EXERCISE INSTRUCTIONS.
Your task is to copy the listing exactly, with the pictures left out.
━━━ DATA ━━━
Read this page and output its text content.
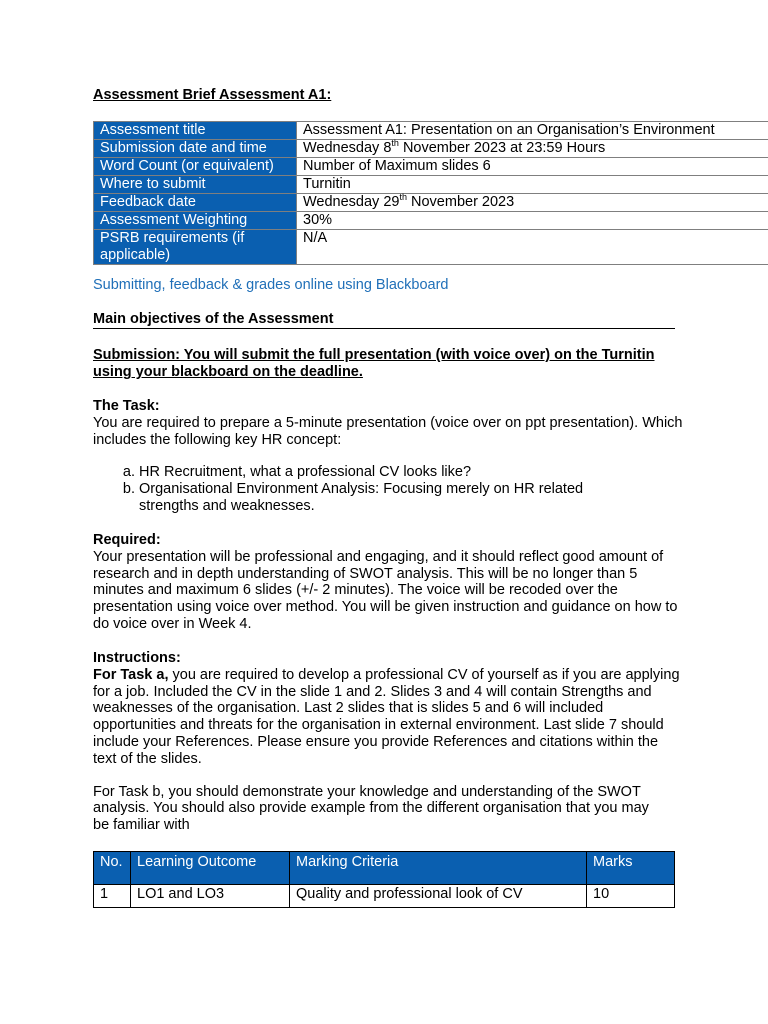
Assessment Brief Assessment A1:
Assessment title	Assessment A1: Presentation on an Organisation’s Environment
Submission date and time	Wednesday 8th November 2023 at 23:59 Hours
Word Count (or equivalent)	Number of Maximum slides 6
Where to submit	Turnitin
Feedback date	Wednesday 29th November 2023
Assessment Weighting	30%
PSRB requirements (if applicable)	N/A
Submitting, feedback & grades online using Blackboard
Main objectives of the Assessment
Submission: You will submit the full presentation (with voice over) on the Turnitin using your blackboard on the deadline.
The Task:
You are required to prepare a 5-minute presentation (voice over on ppt presentation). Which includes the following key HR concept:
a. HR Recruitment, what a professional CV looks like?
b. Organisational Environment Analysis: Focusing merely on HR related strengths and weaknesses.
Required:
Your presentation will be professional and engaging, and it should reflect good amount of research and in depth understanding of SWOT analysis. This will be no longer than 5 minutes and maximum 6 slides (+/- 2 minutes). The voice will be recoded over the presentation using voice over method. You will be given instruction and guidance on how to do voice over in Week 4.
Instructions:
For Task a, you are required to develop a professional CV of yourself as if you are applying for a job. Included the CV in the slide 1 and 2. Slides 3 and 4 will contain Strengths and weaknesses of the organisation. Last 2 slides that is slides 5 and 6 will included opportunities and threats for the organisation in external environment. Last slide 7 should include your References. Please ensure you provide References and citations within the text of the slides.
For Task b, you should demonstrate your knowledge and understanding of the SWOT analysis. You should also provide example from the different organisation that you may be familiar with
No.	Learning Outcome	Marking Criteria	Marks
1	LO1 and LO3	Quality and professional look of CV	10
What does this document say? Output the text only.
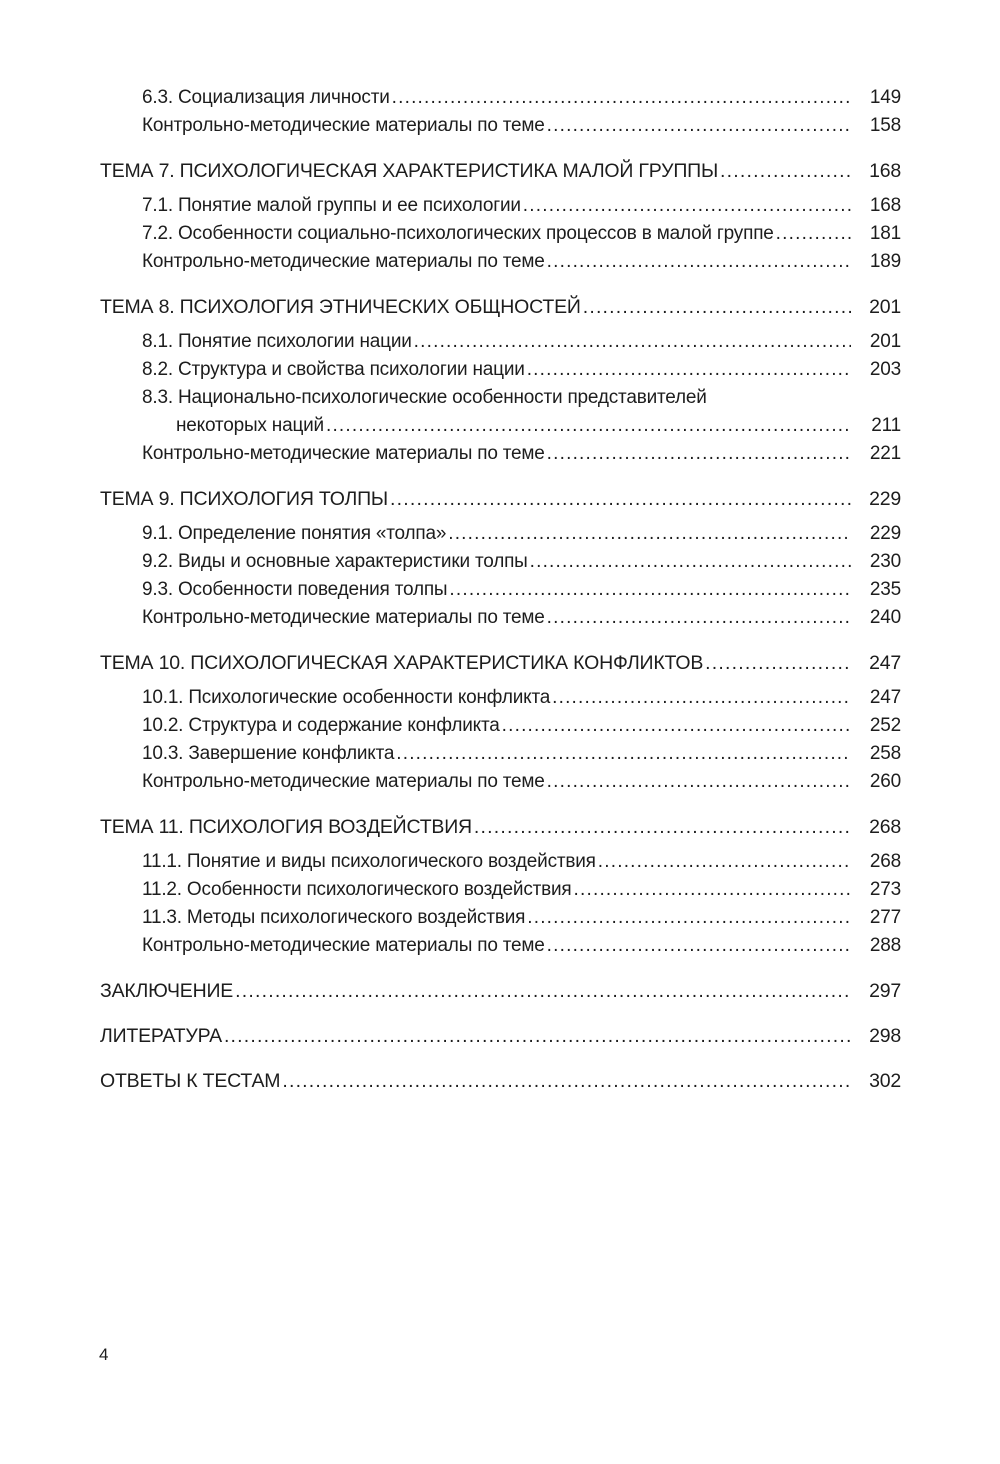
6.3. Социализация личности .....	149
Контрольно-методические материалы по теме .....	158
ТЕМА 7. ПСИХОЛОГИЧЕСКАЯ ХАРАКТЕРИСТИКА МАЛОЙ ГРУППЫ .....	168
7.1. Понятие малой группы и ее психологии .....	168
7.2. Особенности социально-психологических процессов в малой группе .....	181
Контрольно-методические материалы по теме .....	189
ТЕМА 8. ПСИХОЛОГИЯ ЭТНИЧЕСКИХ ОБЩНОСТЕЙ .....	201
8.1. Понятие психологии нации .....	201
8.2. Структура и свойства психологии нации .....	203
8.3. Национально-психологические особенности представителей
некоторых наций .....	211
Контрольно-методические материалы по теме .....	221
ТЕМА 9. ПСИХОЛОГИЯ ТОЛПЫ .....	229
9.1. Определение понятия «толпа» .....	229
9.2. Виды и основные характеристики толпы .....	230
9.3. Особенности поведения толпы .....	235
Контрольно-методические материалы по теме .....	240
ТЕМА 10. ПСИХОЛОГИЧЕСКАЯ ХАРАКТЕРИСТИКА КОНФЛИКТОВ .....	247
10.1. Психологические особенности конфликта .....	247
10.2. Структура и содержание конфликта .....	252
10.3. Завершение конфликта .....	258
Контрольно-методические материалы по теме .....	260
ТЕМА 11. ПСИХОЛОГИЯ ВОЗДЕЙСТВИЯ .....	268
11.1. Понятие и виды психологического воздействия .....	268
11.2. Особенности психологического воздействия .....	273
11.3. Методы психологического воздействия .....	277
Контрольно-методические материалы по теме .....	288
ЗАКЛЮЧЕНИЕ .....	297
ЛИТЕРАТУРА .....	298
ОТВЕТЫ К ТЕСТАМ .....	302
4
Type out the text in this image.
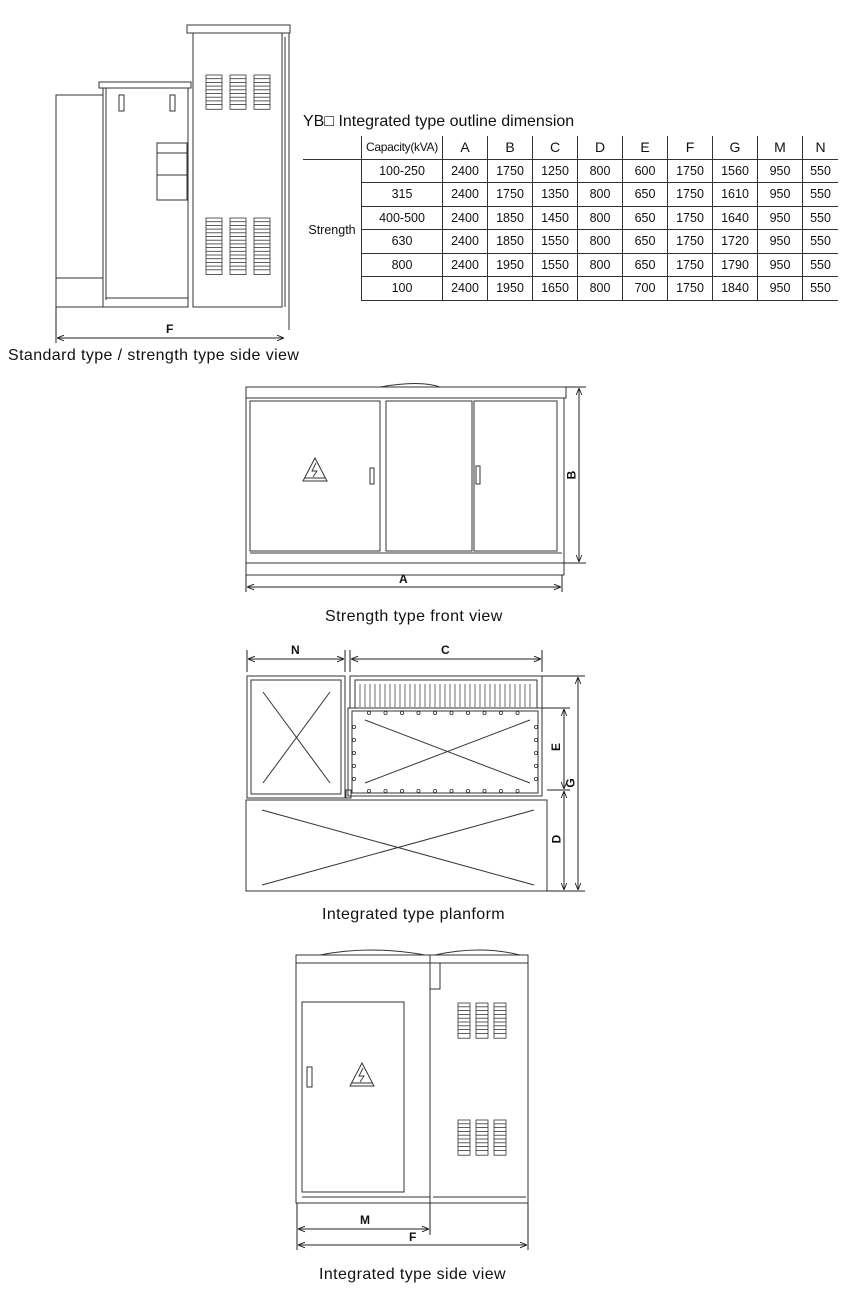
YB□ Integrated type outline dimension
	Capacity(kVA)	A	B	C	D	E	F	G	M	N
Strength	100-250	2400	1750	1250	800	600	1750	1560	950	550
	315	2400	1750	1350	800	650	1750	1610	950	550
	400-500	2400	1850	1450	800	650	1750	1640	950	550
	630	2400	1850	1550	800	650	1750	1720	950	550
	800	2400	1950	1550	800	650	1750	1790	950	550
	100	2400	1950	1650	800	700	1750	1840	950	550
F
Standard type / strength type side view
A
B
Strength type front view
N	C
E
G
D
Integrated type planform
M
F
Integrated type side view
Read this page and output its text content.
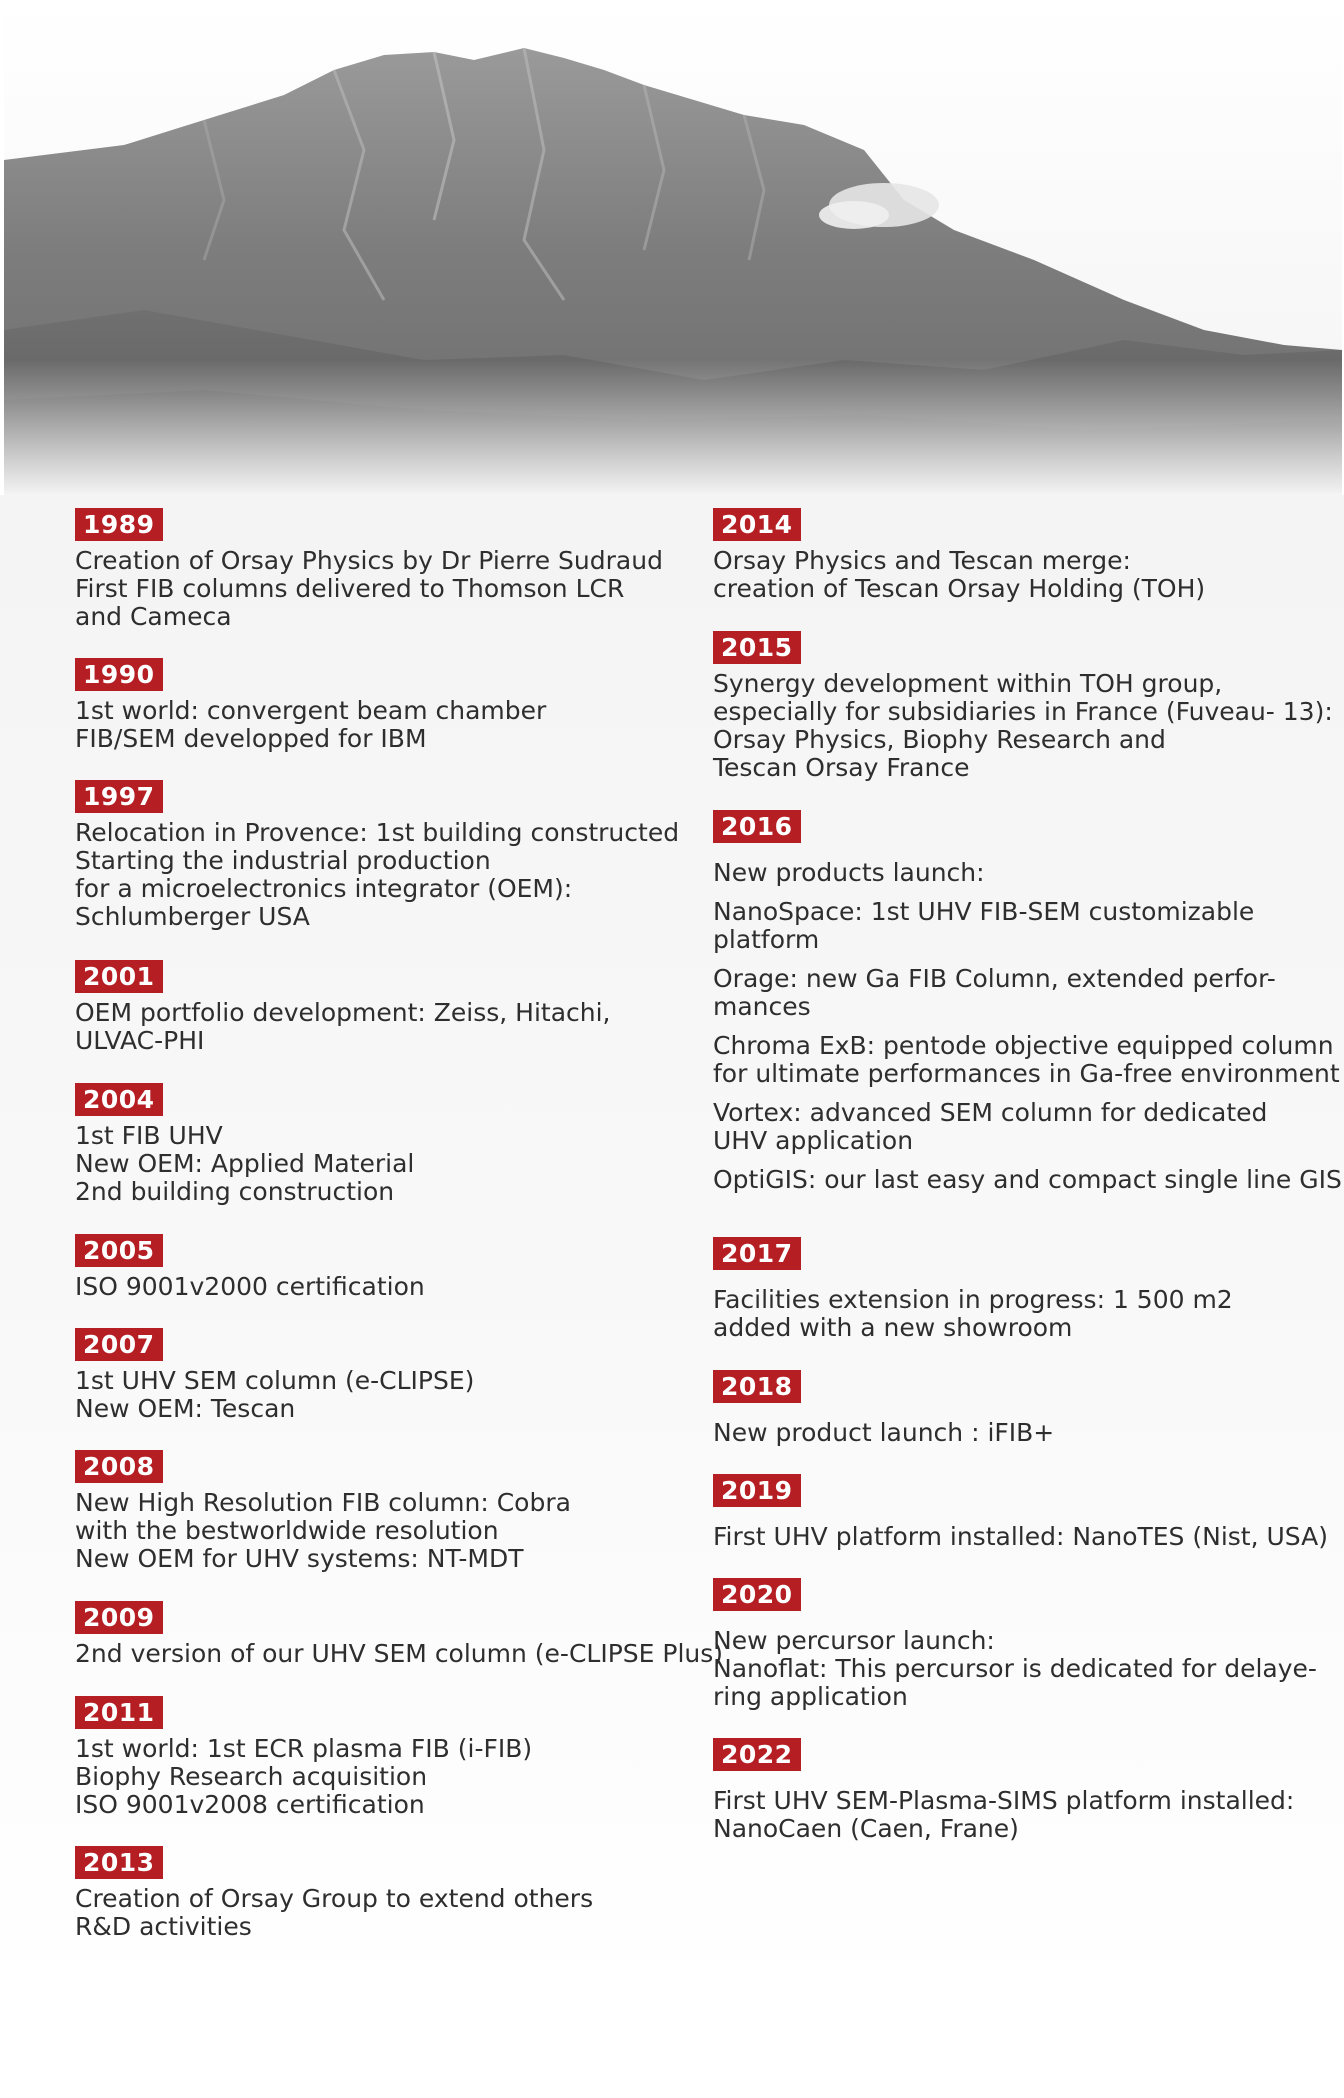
1989
Creation of Orsay Physics by Dr Pierre Sudraud
First FIB columns delivered to Thomson LCR
and Cameca
1990
1st world: convergent beam chamber
FIB/SEM developped for IBM
1997
Relocation in Provence: 1st building constructed
Starting the industrial production
for a microelectronics integrator (OEM):
Schlumberger USA
2001
OEM portfolio development: Zeiss, Hitachi,
ULVAC-PHI
2004
1st FIB UHV
New OEM: Applied Material
2nd building construction
2005
ISO 9001v2000 certification
2007
1st UHV SEM column (e-CLIPSE)
New OEM: Tescan
2008
New High Resolution FIB column: Cobra
with the bestworldwide resolution
New OEM for UHV systems: NT-MDT
2009
2nd version of our UHV SEM column (e-CLIPSE Plus)
2011
1st world: 1st ECR plasma FIB (i-FIB)
Biophy Research acquisition
ISO 9001v2008 certification
2013
Creation of Orsay Group to extend others
R&D activities
2014
Orsay Physics and Tescan merge:
creation of Tescan Orsay Holding (TOH)
2015
Synergy development within TOH group,
especially for subsidiaries in France (Fuveau- 13):
Orsay Physics, Biophy Research and
Tescan Orsay France
2016
New products launch:
NanoSpace: 1st UHV FIB-SEM customizable
platform
Orage: new Ga FIB Column, extended perfor-
mances
Chroma ExB: pentode objective equipped column
for ultimate performances in Ga-free environment
Vortex: advanced SEM column for dedicated
UHV application
OptiGIS: our last easy and compact single line GIS
2017
Facilities extension in progress: 1 500 m2
added with a new showroom
2018
New product launch : iFIB+
2019
First UHV platform installed: NanoTES (Nist, USA)
2020
New percursor launch:
Nanoflat: This percursor is dedicated for delaye-
ring application
2022
First UHV SEM-Plasma-SIMS platform installed:
NanoCaen (Caen, Frane)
━━━
CORRECT RESULT.
Read this page and output its text content.
Assessment Brief Assessment A1:
Assessment title	Assessment A1: Presentation on an Organisation’s Environment
Submission date and time	Wednesday 8th November 2023 at 23:59 Hours
Word Count (or equivalent)	Number of Maximum slides 6
Where to submit	Turnitin
Feedback date	Wednesday 29th November 2023
Assessment Weighting	30%
PSRB requirements (if applicable)	N/A
Submitting, feedback & grades online using Blackboard
Main objectives of the Assessment
Submission: You will submit the full presentation (with voice over) on the Turnitin using your blackboard on the deadline.
The Task:
You are required to prepare a 5-minute presentation (voice over on ppt presentation). Which includes the following key HR concept:
a. HR Recruitment, what a professional CV looks like?
b. Organisational Environment Analysis: Focusing merely on HR related strengths and weaknesses.
Required:
Your presentation will be professional and engaging, and it should reflect good amount of research and in depth understanding of SWOT analysis. This will be no longer than 5 minutes and maximum 6 slides (+/- 2 minutes). The voice will be recoded over the presentation using voice over method. You will be given instruction and guidance on how to do voice over in Week 4.
Instructions:
For Task a, you are required to develop a professional CV of yourself as if you are applying for a job. Included the CV in the slide 1 and 2. Slides 3 and 4 will contain Strengths and weaknesses of the organisation. Last 2 slides that is slides 5 and 6 will included opportunities and threats for the organisation in external environment. Last slide 7 should include your References. Please ensure you provide References and citations within the text of the slides.
For Task b, you should demonstrate your knowledge and understanding of the SWOT analysis. You should also provide example from the different organisation that you may be familiar with
No.	Learning Outcome	Marking Criteria	Marks
1	LO1 and LO3	Quality and professional look of CV	10
What does this document say? Output the text only.
6.3. Социализация личности .....	149
Контрольно-методические материалы по теме .....	158
ТЕМА 7. ПСИХОЛОГИЧЕСКАЯ ХАРАКТЕРИСТИКА МАЛОЙ ГРУППЫ .....	168
7.1. Понятие малой группы и ее психологии .....	168
7.2. Особенности социально-психологических процессов в малой группе .....	181
Контрольно-методические материалы по теме .....	189
ТЕМА 8. ПСИХОЛОГИЯ ЭТНИЧЕСКИХ ОБЩНОСТЕЙ .....	201
8.1. Понятие психологии нации .....	201
8.2. Структура и свойства психологии нации .....	203
8.3. Национально-психологические особенности представителей
некоторых наций .....	211
Контрольно-методические материалы по теме .....	221
ТЕМА 9. ПСИХОЛОГИЯ ТОЛПЫ .....	229
9.1. Определение понятия «толпа» .....	229
9.2. Виды и основные характеристики толпы .....	230
9.3. Особенности поведения толпы .....	235
Контрольно-методические материалы по теме .....	240
ТЕМА 10. ПСИХОЛОГИЧЕСКАЯ ХАРАКТЕРИСТИКА КОНФЛИКТОВ .....	247
10.1. Психологические особенности конфликта .....	247
10.2. Структура и содержание конфликта .....	252
10.3. Завершение конфликта .....	258
Контрольно-методические материалы по теме .....	260
ТЕМА 11. ПСИХОЛОГИЯ ВОЗДЕЙСТВИЯ .....	268
11.1. Понятие и виды психологического воздействия .....	268
11.2. Особенности психологического воздействия .....	273
11.3. Методы психологического воздействия .....	277
Контрольно-методические материалы по теме .....	288
ЗАКЛЮЧЕНИЕ .....	297
ЛИТЕРАТУРА .....	298
ОТВЕТЫ К ТЕСТАМ .....	302
4
Type out the text in this image.
YB□ Integrated type outline dimension
	Capacity(kVA)	A	B	C	D	E	F	G	M	N
Strength	100-250	2400	1750	1250	800	600	1750	1560	950	550
	315	2400	1750	1350	800	650	1750	1610	950	550
	400-500	2400	1850	1450	800	650	1750	1640	950	550
	630	2400	1850	1550	800	650	1750	1720	950	550
	800	2400	1950	1550	800	650	1750	1790	950	550
	100	2400	1950	1650	800	700	1750	1840	950	550
F
Standard type / strength type side view
A
B
Strength type front view
N	C
E
G
D
Integrated type planform
M
F
Integrated type side view
Read this page and output its text content.
1989
Creation of Orsay Physics by Dr Pierre Sudraud
First FIB columns delivered to Thomson LCR
and Cameca
1990
1st world: convergent beam chamber
FIB/SEM developped for IBM
1997
Relocation in Provence: 1st building constructed
Starting the industrial production
for a microelectronics integrator (OEM):
Schlumberger USA
2001
OEM portfolio development: Zeiss, Hitachi,
ULVAC-PHI
2004
1st FIB UHV
New OEM: Applied Material
2nd building construction
2005
ISO 9001v2000 certification
2007
1st UHV SEM column (e-CLIPSE)
New OEM: Tescan
2008
New High Resolution FIB column: Cobra
with the bestworldwide resolution
New OEM for UHV systems: NT-MDT
2009
2nd version of our UHV SEM column (e-CLIPSE Plus)
2011
1st world: 1st ECR plasma FIB (i-FIB)
Biophy Research acquisition
ISO 9001v2008 certification
2013
Creation of Orsay Group to extend others
R&D activities
2014
Orsay Physics and Tescan merge:
creation of Tescan Orsay Holding (TOH)
2015
Synergy development within TOH group,
especially for subsidiaries in France (Fuveau- 13):
Orsay Physics, Biophy Research and
Tescan Orsay France
2016
New products launch:
NanoSpace: 1st UHV FIB-SEM customizable
platform
Orage: new Ga FIB Column, extended perfor-
mances
Chroma ExB: pentode objective equipped column
for ultimate performances in Ga-free environment
Vortex: advanced SEM column for dedicated
UHV application
OptiGIS: our last easy and compact single line GIS
2017
Facilities extension in progress: 1 500 m2
added with a new showroom
2018
New product launch : iFIB+
2019
First UHV platform installed: NanoTES (Nist, USA)
2020
New percursor launch:
Nanoflat: This percursor is dedicated for delaye-
ring application
2022
First UHV SEM-Plasma-SIMS platform installed:
NanoCaen (Caen, Frane)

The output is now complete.